Requirements: Pick out and copy every line below that has the word "Added".

Extracted data entries
>> BEGIN
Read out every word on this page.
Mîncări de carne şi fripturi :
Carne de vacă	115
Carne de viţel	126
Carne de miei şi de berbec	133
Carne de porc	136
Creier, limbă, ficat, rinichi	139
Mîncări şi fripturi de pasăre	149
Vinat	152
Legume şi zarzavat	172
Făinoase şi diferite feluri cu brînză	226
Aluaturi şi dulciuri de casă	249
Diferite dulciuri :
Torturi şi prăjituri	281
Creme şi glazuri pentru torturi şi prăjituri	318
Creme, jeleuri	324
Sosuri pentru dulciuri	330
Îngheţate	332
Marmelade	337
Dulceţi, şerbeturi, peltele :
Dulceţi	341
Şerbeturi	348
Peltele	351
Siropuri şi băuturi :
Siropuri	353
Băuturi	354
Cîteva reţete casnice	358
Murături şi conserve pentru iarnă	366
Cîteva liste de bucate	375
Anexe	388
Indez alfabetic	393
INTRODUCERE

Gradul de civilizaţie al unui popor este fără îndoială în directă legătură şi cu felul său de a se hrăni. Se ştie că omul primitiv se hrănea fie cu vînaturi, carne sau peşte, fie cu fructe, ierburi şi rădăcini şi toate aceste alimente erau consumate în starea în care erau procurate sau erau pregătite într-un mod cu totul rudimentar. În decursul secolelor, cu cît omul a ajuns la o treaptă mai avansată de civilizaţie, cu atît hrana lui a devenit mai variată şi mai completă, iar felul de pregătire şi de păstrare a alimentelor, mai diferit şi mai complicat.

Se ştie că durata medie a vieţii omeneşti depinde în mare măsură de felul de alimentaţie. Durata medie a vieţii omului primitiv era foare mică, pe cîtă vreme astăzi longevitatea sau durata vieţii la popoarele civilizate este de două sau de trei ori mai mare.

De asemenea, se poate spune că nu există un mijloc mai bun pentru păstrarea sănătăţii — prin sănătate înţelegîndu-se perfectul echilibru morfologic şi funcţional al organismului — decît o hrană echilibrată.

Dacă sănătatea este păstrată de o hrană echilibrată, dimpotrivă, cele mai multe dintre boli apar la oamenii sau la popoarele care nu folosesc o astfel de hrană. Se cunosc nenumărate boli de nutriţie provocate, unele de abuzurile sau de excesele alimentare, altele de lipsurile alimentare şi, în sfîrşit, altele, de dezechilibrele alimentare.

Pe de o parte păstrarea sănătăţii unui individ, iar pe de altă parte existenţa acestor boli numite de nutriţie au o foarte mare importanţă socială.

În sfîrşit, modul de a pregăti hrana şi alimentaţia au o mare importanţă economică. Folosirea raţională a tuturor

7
>> END
>> BEGIN
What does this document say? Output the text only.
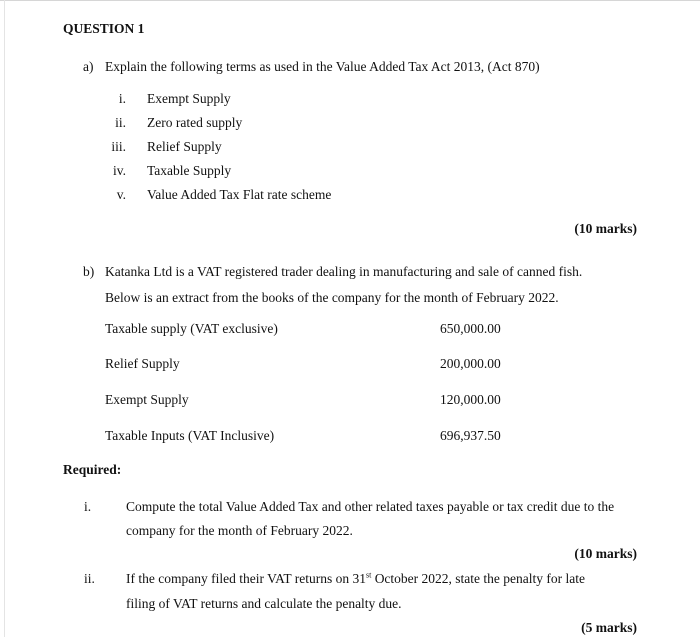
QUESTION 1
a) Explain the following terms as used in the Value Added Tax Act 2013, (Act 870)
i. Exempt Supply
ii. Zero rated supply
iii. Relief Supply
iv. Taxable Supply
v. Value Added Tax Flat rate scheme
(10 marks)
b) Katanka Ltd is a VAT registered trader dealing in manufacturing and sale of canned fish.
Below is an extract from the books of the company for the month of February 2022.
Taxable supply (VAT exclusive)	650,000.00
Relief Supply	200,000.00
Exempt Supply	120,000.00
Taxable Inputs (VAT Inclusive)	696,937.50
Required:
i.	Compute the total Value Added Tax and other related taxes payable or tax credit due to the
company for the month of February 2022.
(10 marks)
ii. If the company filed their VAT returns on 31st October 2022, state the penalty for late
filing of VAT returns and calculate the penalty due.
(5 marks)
>> END
>> BEGIN
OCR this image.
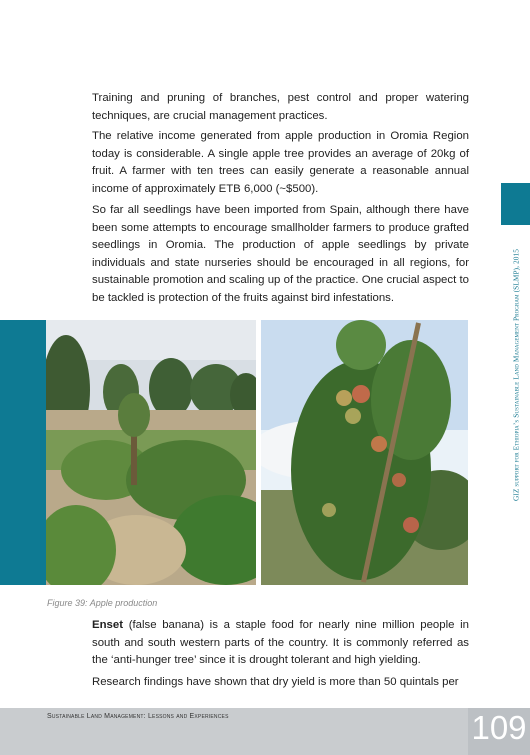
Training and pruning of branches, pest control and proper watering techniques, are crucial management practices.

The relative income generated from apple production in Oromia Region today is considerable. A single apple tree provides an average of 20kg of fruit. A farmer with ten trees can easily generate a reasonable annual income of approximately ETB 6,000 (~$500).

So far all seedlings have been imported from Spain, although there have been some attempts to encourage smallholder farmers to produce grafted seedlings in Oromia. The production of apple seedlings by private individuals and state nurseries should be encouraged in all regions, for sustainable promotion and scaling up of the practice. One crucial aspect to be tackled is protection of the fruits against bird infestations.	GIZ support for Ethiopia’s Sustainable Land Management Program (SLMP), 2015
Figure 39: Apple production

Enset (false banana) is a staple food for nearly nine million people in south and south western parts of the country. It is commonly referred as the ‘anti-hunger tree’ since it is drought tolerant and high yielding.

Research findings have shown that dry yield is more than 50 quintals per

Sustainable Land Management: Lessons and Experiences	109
>> END
Final answer:
a) Explain the following terms as used in the Value Added Tax Act 2013, (Act 870)
v. Value Added Tax Flat rate scheme
i.	Compute the total Value Added Tax and other related taxes payable or tax credit due to the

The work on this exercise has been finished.